Given problem:
All lines in which the word "举证通知书及开庭传票" occurs are to be extracted.

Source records
— begin —

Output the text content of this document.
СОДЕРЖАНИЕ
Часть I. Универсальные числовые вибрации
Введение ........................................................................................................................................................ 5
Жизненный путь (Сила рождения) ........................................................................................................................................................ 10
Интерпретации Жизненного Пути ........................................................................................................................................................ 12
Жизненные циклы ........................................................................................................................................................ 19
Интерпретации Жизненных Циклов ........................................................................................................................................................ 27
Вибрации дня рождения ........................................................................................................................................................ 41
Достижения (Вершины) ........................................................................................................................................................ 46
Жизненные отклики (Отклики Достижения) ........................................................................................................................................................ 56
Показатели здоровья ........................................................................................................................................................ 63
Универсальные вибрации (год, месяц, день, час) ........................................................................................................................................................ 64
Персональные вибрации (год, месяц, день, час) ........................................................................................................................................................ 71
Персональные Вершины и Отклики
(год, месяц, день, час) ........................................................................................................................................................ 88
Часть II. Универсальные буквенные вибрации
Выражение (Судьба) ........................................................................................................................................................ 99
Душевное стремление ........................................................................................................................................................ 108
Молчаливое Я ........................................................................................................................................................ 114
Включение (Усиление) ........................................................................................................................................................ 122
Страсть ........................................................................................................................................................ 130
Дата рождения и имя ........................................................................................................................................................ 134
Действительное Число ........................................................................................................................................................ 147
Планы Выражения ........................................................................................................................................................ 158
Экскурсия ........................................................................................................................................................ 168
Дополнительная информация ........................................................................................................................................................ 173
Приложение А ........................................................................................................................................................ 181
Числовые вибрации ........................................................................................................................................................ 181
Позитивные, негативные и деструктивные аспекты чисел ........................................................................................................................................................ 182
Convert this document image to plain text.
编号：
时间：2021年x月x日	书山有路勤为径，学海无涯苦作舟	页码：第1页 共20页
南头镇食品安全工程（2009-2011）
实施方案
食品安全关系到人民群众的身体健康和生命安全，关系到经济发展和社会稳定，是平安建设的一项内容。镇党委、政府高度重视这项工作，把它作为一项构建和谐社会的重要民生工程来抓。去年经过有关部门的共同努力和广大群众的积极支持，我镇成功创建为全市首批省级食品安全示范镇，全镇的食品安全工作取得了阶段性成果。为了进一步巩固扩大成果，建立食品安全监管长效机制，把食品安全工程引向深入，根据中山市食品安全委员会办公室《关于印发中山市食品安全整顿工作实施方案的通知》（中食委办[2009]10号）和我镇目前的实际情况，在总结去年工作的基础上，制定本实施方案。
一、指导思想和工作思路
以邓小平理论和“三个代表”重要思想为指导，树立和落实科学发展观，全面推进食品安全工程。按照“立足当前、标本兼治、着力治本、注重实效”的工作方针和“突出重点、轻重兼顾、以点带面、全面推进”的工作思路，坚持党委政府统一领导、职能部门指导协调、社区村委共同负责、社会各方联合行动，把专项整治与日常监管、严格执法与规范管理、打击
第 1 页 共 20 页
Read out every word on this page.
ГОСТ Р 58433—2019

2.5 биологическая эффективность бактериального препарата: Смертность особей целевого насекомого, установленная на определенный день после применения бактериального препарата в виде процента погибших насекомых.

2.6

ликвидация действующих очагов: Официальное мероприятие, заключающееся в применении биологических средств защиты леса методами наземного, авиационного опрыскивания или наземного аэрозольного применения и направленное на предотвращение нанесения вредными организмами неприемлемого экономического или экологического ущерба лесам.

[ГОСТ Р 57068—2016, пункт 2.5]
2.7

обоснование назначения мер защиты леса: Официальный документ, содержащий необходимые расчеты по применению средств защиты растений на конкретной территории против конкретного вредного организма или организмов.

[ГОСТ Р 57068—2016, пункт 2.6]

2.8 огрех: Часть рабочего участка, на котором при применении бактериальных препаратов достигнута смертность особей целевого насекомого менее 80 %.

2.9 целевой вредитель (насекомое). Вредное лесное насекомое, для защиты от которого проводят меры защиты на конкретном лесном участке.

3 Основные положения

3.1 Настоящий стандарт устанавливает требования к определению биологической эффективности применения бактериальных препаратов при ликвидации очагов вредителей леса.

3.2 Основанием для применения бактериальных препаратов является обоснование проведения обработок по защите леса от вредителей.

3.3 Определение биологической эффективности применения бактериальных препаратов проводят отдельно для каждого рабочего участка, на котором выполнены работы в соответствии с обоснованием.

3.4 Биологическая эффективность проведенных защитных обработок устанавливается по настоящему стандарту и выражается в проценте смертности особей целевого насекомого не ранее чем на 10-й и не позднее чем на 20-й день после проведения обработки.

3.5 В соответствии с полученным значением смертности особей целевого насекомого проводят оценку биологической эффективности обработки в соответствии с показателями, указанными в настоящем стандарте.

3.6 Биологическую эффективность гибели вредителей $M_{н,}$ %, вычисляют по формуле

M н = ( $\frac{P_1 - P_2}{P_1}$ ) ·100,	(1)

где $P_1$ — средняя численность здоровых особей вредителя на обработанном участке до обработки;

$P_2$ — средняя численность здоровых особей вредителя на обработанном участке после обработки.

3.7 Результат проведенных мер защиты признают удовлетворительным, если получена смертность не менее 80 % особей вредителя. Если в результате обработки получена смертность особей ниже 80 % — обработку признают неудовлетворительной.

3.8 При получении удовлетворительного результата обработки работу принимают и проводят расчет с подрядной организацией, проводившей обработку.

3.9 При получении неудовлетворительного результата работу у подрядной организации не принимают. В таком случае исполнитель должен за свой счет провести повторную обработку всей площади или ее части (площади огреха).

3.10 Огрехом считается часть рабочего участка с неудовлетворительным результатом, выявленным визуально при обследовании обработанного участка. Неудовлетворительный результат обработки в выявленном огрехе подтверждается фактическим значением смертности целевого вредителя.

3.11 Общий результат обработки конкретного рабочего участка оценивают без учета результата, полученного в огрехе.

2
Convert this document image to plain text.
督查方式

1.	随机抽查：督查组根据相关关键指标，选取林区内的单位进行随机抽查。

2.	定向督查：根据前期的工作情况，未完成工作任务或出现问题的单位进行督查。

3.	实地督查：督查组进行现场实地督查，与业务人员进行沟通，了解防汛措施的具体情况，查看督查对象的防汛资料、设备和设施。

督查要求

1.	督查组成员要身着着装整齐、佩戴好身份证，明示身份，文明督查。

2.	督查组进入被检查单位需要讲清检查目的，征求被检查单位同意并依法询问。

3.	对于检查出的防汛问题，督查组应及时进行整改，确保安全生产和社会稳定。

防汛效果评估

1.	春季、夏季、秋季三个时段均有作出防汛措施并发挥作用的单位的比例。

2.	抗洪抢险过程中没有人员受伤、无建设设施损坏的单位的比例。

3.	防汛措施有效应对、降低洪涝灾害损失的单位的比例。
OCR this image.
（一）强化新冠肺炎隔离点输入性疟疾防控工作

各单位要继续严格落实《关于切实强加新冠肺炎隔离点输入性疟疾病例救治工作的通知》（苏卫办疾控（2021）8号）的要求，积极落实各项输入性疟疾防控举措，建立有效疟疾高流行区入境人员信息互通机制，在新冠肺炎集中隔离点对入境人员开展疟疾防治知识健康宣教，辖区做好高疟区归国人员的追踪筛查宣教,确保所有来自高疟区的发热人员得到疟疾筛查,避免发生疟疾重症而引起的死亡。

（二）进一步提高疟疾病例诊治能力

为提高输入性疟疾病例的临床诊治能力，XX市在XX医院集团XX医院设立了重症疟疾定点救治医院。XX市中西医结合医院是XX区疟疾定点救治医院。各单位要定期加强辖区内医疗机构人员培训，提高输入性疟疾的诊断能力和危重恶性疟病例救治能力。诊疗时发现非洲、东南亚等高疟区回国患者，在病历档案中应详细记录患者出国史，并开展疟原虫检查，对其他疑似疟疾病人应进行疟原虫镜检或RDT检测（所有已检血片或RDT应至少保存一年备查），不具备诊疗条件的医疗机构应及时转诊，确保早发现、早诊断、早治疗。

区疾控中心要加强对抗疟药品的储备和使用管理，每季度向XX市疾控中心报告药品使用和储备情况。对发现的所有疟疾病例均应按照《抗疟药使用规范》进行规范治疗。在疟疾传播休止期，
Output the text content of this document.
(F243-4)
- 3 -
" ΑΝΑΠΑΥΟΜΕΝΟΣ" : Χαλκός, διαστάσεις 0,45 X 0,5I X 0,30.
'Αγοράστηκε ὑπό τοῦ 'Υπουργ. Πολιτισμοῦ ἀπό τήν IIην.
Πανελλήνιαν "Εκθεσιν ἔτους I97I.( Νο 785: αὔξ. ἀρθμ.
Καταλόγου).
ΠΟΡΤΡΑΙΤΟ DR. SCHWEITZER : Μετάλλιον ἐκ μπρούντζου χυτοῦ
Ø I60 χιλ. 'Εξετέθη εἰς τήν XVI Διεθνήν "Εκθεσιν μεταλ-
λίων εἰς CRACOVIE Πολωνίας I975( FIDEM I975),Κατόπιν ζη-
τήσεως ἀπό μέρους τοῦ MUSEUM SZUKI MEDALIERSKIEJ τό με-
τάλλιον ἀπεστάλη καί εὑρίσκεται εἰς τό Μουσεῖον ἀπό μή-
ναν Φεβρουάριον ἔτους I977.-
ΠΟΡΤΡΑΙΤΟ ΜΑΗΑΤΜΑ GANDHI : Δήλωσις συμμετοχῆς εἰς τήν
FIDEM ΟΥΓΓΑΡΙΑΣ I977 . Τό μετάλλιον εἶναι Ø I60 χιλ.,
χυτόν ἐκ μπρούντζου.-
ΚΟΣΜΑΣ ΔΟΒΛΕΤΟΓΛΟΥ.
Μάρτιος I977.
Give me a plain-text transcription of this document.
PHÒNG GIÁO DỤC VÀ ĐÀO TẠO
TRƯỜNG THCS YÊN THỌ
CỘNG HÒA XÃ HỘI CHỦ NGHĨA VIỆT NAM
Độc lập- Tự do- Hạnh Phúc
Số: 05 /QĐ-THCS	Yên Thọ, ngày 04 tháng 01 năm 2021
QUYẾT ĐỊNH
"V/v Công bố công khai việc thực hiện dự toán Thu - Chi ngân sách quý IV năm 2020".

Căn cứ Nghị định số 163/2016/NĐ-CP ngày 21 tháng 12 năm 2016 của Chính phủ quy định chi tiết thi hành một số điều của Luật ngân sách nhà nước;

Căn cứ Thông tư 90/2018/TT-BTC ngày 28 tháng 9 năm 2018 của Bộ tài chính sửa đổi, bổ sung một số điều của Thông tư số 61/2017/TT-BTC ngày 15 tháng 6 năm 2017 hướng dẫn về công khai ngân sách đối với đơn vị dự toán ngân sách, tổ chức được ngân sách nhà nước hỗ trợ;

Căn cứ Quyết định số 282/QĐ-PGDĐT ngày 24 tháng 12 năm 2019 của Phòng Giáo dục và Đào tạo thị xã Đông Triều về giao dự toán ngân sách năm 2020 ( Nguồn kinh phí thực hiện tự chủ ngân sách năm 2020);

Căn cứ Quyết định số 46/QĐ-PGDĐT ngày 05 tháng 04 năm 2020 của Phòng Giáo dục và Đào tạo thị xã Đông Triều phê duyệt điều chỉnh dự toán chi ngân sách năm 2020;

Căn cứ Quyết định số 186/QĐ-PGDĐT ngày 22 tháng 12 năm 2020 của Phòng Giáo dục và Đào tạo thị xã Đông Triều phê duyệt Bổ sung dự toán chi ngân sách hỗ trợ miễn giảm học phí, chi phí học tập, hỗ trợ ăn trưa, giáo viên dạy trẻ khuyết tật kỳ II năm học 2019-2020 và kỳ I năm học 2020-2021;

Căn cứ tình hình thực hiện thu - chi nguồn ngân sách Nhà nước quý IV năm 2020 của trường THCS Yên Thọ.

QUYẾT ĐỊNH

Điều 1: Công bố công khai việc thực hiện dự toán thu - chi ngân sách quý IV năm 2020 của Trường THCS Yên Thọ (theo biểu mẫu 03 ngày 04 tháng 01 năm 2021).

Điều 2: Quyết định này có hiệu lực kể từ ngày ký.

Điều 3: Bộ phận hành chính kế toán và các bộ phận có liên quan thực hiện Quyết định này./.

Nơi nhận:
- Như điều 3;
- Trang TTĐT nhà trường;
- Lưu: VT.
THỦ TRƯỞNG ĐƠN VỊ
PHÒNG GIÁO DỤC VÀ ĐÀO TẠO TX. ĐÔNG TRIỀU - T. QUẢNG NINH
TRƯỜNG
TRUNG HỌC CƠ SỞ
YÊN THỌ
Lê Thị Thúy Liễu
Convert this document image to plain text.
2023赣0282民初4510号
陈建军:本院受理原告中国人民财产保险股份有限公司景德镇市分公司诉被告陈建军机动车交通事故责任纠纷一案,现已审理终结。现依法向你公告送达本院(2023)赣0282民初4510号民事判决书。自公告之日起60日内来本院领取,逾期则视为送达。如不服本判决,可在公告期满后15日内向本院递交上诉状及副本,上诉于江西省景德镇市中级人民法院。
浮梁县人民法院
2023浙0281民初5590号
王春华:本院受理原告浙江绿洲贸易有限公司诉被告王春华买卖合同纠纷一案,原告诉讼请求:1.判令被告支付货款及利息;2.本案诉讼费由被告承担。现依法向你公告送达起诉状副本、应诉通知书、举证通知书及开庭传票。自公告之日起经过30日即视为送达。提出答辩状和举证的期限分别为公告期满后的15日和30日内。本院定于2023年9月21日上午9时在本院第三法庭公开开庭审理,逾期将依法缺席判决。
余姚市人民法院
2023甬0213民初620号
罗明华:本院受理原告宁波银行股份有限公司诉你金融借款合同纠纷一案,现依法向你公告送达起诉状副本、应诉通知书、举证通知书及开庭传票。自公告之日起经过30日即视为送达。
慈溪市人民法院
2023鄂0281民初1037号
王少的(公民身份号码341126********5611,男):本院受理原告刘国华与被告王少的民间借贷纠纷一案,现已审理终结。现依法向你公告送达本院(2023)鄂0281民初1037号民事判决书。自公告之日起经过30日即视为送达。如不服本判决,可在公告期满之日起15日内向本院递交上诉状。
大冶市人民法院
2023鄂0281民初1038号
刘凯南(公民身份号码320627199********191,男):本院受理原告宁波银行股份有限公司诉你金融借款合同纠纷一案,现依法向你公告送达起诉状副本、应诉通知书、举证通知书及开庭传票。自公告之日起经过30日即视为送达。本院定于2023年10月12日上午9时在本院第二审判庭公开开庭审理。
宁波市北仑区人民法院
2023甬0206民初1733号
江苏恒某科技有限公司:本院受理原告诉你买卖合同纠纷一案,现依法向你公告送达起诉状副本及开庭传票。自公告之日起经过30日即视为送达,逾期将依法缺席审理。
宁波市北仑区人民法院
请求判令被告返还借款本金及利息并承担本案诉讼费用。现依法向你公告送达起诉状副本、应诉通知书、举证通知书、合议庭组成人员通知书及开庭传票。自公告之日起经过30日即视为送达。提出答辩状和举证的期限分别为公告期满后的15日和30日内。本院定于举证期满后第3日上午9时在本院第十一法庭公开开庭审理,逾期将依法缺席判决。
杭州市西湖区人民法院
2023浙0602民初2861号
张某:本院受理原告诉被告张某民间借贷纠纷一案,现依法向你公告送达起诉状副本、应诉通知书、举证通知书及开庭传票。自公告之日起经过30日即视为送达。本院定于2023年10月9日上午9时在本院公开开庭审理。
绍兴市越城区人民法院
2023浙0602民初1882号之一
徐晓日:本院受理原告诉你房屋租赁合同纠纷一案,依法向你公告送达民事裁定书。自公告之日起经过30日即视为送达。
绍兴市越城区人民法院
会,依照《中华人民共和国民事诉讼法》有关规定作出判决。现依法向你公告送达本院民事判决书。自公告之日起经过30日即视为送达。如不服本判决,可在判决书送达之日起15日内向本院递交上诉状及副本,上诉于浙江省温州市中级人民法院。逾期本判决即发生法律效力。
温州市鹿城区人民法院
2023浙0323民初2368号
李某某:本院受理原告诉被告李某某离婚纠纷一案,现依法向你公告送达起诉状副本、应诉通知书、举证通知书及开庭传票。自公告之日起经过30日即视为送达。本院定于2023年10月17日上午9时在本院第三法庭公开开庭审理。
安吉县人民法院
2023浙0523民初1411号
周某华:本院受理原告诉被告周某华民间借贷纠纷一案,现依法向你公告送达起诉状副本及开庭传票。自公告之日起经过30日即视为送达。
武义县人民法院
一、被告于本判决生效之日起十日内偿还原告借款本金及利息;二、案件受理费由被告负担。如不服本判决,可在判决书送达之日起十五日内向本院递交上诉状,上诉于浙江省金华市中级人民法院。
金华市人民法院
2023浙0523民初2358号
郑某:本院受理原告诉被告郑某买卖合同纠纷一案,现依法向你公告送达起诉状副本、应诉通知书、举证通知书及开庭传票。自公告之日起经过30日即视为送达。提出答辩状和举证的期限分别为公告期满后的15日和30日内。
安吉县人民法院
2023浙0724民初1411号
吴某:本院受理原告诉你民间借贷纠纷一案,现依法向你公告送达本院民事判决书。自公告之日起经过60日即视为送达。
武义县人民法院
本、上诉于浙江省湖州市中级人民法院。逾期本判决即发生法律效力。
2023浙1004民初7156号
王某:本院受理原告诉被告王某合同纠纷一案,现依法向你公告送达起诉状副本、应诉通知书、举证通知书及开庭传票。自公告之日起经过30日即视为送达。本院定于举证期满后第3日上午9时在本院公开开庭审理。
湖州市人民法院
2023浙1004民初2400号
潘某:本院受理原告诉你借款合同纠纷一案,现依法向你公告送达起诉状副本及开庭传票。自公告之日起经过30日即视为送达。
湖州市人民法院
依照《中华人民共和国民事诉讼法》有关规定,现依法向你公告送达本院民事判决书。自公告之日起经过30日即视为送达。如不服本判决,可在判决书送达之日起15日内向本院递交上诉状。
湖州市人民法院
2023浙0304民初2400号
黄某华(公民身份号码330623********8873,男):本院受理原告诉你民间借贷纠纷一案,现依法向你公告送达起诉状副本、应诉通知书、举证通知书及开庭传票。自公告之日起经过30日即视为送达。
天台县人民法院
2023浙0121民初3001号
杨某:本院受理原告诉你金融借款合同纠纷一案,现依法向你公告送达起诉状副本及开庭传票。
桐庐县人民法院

— end —

Solution to the problem:
王春华:本院受理原告浙江绿洲贸易有限公司诉被告王春华买卖合同纠纷一案,原告诉讼请求:1.判令被告支付货款及利息;2.本案诉讼费由被告承担。现依法向你公告送达起诉状副本、应诉通知书、举证通知书及开庭传票。自公告之日起经过30日即视为送达。提出答辩状和举证的期限分别为公告期满后的15日和30日内。本院定于2023年9月21日上午9时在本院第三法庭公开开庭审理,逾期将依法缺席判决。
罗明华:本院受理原告宁波银行股份有限公司诉你金融借款合同纠纷一案,现依法向你公告送达起诉状副本、应诉通知书、举证通知书及开庭传票。自公告之日起经过30日即视为送达。
刘凯南(公民身份号码320627199********191,男):本院受理原告宁波银行股份有限公司诉你金融借款合同纠纷一案,现依法向你公告送达起诉状副本、应诉通知书、举证通知书及开庭传票。自公告之日起经过30日即视为送达。本院定于2023年10月12日上午9时在本院第二审判庭公开开庭审理。
张某:本院受理原告诉被告张某民间借贷纠纷一案,现依法向你公告送达起诉状副本、应诉通知书、举证通知书及开庭传票。自公告之日起经过30日即视为送达。本院定于2023年10月9日上午9时在本院公开开庭审理。
李某某:本院受理原告诉被告李某某离婚纠纷一案,现依法向你公告送达起诉状副本、应诉通知书、举证通知书及开庭传票。自公告之日起经过30日即视为送达。本院定于2023年10月17日上午9时在本院第三法庭公开开庭审理。
郑某:本院受理原告诉被告郑某买卖合同纠纷一案,现依法向你公告送达起诉状副本、应诉通知书、举证通知书及开庭传票。自公告之日起经过30日即视为送达。提出答辩状和举证的期限分别为公告期满后的15日和30日内。
王某:本院受理原告诉被告王某合同纠纷一案,现依法向你公告送达起诉状副本、应诉通知书、举证通知书及开庭传票。自公告之日起经过30日即视为送达。本院定于举证期满后第3日上午9时在本院公开开庭审理。
黄某华(公民身份号码330623********8873,男):本院受理原告诉你民间借贷纠纷一案,现依法向你公告送达起诉状副本、应诉通知书、举证通知书及开庭传票。自公告之日起经过30日即视为送达。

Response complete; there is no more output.